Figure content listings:
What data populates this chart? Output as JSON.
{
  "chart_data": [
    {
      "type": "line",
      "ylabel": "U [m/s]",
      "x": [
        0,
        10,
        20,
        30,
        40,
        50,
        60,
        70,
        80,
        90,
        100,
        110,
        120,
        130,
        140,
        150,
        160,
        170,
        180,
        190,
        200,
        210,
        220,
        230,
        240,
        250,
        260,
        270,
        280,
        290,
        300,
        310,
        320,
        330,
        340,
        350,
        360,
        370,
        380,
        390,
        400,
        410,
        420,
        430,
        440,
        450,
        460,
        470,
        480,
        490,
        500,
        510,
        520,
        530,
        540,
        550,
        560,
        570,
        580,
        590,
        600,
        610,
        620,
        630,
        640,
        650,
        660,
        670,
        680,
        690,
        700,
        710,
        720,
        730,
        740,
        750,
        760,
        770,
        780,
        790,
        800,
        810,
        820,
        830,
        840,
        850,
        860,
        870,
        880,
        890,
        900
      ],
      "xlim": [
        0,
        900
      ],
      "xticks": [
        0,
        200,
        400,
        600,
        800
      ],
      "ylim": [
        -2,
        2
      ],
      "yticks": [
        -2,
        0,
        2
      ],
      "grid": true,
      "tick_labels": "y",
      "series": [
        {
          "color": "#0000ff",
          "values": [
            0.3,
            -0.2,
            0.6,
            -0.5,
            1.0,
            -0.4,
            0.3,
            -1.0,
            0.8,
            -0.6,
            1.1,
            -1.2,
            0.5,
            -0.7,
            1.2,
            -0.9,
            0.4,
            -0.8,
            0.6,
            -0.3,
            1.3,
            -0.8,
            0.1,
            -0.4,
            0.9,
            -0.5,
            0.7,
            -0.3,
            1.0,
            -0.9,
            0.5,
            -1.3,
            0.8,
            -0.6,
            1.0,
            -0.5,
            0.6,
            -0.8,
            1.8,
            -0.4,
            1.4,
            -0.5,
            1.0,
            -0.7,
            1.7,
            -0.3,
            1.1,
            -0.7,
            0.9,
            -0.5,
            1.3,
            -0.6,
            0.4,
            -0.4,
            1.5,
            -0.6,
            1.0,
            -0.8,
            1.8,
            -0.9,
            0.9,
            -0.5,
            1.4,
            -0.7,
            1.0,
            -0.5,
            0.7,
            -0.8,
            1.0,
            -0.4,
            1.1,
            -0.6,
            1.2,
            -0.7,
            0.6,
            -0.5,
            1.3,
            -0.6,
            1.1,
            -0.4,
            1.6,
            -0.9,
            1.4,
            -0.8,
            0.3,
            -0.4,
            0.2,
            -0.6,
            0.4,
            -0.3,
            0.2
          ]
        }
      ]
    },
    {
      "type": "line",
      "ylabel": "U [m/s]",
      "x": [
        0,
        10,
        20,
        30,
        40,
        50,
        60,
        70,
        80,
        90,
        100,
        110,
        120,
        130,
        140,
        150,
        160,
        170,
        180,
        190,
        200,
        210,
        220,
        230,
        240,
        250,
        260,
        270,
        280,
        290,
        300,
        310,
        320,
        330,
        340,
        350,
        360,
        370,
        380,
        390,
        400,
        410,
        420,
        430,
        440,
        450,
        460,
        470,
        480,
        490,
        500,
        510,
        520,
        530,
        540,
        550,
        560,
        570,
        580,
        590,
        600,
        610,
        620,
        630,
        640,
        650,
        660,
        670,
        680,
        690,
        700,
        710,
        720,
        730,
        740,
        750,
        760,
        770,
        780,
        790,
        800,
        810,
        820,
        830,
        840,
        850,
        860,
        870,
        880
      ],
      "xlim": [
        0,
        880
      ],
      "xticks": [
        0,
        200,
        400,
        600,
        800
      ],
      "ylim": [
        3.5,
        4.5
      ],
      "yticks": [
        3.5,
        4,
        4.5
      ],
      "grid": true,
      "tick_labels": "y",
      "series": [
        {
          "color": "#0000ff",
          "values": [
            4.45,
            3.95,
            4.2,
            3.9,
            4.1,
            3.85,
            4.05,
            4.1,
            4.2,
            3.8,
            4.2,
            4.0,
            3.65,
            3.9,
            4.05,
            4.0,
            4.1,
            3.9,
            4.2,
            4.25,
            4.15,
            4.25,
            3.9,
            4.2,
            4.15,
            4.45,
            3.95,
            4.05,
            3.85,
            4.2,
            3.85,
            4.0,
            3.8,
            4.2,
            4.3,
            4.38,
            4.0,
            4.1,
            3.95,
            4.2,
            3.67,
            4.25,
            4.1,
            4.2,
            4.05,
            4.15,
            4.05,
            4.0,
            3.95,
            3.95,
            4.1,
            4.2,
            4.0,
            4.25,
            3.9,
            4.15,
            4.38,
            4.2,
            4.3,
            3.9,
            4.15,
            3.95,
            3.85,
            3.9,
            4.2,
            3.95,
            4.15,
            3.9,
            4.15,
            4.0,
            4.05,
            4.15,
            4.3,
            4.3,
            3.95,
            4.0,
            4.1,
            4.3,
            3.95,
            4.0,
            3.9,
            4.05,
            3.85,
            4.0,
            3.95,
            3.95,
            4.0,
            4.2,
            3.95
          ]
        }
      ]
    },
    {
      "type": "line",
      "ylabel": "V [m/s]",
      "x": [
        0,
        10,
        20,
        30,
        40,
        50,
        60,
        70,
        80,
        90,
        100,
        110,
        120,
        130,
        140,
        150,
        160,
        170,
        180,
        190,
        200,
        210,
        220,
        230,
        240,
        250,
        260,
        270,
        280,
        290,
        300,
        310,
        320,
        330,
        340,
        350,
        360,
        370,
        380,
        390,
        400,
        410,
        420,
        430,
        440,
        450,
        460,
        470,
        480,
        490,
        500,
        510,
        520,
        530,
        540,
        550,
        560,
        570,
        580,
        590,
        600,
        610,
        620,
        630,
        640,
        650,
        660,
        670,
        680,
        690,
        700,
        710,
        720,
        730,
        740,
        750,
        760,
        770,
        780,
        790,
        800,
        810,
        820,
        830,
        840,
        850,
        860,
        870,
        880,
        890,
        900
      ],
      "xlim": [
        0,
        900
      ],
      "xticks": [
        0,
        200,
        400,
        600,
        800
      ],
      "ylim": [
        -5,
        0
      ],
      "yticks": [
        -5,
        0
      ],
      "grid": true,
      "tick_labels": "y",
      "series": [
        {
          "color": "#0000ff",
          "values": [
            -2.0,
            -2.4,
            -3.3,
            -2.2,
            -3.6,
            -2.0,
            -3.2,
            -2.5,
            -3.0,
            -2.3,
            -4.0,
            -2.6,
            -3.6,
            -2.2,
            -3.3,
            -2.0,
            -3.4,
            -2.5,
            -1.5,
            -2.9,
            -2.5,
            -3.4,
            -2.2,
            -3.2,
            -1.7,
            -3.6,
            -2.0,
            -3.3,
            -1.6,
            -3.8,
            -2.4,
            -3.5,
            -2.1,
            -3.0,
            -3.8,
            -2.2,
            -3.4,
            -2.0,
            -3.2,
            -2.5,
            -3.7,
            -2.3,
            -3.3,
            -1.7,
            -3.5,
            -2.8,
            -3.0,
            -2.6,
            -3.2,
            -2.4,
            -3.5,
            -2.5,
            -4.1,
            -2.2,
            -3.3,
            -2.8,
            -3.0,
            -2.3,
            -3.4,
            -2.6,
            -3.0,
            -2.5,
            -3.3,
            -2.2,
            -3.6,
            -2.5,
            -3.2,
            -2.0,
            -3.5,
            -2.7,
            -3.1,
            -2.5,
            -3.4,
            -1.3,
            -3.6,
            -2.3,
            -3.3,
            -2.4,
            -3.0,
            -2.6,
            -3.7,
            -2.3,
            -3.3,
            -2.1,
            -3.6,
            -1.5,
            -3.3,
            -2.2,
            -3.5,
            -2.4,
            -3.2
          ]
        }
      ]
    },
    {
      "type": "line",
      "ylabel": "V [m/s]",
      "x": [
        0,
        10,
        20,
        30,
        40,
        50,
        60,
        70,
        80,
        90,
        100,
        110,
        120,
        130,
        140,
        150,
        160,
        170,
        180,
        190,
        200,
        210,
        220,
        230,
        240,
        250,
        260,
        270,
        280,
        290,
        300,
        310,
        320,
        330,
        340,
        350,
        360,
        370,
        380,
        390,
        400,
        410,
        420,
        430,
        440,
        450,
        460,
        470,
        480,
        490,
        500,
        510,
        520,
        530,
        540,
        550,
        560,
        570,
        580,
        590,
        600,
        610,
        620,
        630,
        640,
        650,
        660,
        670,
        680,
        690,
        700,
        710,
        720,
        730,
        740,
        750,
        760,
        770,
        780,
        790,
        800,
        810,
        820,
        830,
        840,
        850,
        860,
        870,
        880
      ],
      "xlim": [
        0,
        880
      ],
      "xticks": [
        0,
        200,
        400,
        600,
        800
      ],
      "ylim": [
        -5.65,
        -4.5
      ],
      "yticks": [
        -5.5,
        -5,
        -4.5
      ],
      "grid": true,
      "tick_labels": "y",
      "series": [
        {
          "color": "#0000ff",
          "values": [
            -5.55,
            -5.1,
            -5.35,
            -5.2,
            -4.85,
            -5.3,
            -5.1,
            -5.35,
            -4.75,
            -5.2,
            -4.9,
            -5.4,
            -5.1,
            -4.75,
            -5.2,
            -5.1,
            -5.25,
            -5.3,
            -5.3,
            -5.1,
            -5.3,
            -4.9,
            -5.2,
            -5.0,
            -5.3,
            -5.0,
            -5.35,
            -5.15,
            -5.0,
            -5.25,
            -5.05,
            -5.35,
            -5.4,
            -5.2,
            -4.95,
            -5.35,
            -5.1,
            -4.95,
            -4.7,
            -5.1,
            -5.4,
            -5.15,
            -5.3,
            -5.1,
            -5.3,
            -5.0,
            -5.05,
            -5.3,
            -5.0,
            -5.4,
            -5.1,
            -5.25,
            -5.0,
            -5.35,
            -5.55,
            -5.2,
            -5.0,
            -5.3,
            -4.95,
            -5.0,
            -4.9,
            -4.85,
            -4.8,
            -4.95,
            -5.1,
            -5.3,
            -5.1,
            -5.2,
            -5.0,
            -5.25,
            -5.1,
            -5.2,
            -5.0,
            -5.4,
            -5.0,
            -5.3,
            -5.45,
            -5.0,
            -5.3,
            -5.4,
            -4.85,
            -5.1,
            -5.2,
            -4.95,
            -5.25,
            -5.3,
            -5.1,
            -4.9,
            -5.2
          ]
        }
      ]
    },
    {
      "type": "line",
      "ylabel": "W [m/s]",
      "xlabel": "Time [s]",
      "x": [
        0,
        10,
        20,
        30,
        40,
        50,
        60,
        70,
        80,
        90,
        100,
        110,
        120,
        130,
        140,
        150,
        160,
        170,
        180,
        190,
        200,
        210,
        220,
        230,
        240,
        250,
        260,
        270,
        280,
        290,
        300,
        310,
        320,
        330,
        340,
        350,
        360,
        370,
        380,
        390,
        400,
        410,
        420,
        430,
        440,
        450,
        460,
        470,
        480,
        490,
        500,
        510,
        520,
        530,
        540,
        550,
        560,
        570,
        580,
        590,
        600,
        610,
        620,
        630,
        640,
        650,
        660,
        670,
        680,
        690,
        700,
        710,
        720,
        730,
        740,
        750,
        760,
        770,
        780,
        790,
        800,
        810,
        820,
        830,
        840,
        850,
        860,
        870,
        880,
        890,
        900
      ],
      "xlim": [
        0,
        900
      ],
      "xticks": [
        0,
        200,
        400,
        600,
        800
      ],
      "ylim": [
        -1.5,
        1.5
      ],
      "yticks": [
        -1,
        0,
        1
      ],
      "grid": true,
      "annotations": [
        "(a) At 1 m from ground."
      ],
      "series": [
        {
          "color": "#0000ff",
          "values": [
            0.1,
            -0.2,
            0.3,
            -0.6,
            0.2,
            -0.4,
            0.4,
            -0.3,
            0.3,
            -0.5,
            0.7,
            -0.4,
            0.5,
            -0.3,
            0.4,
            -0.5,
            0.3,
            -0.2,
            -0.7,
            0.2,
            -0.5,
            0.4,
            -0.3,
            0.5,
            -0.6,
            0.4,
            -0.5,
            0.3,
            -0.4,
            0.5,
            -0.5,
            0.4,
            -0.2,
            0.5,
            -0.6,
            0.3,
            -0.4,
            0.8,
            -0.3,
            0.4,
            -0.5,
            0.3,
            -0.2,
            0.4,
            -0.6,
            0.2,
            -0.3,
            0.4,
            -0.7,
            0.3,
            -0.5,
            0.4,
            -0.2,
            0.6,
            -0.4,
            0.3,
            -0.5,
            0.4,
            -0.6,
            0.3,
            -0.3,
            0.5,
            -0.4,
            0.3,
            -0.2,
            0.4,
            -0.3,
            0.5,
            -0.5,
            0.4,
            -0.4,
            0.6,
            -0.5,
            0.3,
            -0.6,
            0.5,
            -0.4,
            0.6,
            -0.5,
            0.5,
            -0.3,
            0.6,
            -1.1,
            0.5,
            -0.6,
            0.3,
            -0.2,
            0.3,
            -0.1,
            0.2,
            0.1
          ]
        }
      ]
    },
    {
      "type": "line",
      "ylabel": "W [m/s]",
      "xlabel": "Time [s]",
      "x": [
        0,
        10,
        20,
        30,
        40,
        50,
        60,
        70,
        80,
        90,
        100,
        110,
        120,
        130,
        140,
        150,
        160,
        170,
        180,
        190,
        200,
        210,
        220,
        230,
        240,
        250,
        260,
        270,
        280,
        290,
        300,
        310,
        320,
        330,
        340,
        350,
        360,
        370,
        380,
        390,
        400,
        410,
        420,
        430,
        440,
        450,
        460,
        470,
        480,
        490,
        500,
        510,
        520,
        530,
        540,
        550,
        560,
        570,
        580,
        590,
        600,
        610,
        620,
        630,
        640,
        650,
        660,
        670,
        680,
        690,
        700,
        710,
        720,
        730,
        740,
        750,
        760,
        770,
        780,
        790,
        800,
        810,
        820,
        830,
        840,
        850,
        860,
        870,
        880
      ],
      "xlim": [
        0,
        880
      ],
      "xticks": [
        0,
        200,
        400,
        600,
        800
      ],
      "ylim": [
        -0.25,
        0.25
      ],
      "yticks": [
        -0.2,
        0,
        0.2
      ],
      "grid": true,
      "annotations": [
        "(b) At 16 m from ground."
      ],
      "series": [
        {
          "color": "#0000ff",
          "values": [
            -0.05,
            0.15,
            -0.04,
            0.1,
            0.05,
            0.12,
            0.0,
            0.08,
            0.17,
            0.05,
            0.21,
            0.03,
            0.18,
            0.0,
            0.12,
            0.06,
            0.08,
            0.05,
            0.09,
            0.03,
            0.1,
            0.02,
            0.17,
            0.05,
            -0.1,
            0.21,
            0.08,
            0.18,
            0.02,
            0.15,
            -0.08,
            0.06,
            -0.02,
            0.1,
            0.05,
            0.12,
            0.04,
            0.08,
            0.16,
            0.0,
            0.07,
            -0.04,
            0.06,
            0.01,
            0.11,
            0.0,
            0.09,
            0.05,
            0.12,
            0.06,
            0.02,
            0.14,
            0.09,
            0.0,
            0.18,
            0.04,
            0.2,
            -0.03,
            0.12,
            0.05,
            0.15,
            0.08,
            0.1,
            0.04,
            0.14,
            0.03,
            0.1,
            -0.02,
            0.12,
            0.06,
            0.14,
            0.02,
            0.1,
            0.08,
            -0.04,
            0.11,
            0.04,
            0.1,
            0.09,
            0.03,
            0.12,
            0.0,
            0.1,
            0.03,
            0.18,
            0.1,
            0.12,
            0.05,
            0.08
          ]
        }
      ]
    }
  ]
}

INSTRUCTIONS TO FOLLOW:
Look above for lines with the word "ground" and copy them all.

SOLVED EXERCISE:
        "(a) At 1 m from ground."
        "(b) At 16 m from ground."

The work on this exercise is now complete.